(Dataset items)
'''

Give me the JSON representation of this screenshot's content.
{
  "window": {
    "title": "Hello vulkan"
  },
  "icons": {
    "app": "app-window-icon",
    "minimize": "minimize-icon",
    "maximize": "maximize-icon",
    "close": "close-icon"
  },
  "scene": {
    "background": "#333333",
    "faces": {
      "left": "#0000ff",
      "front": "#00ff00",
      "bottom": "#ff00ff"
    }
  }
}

'''

Stated problem – Repeat the material above exactly.

Reply –
Give me the JSON representation of this screenshot's content.
{
  "window": {
    "title": "Hello vulkan"
  },
  "icons": {
    "app": "app-window-icon",
    "minimize": "minimize-icon",
    "maximize": "maximize-icon",
    "close": "close-icon"
  },
  "scene": {
    "background": "#333333",
    "faces": {
      "left": "#0000ff",
      "front": "#00ff00",
      "bottom": "#ff00ff"
    }
  }
}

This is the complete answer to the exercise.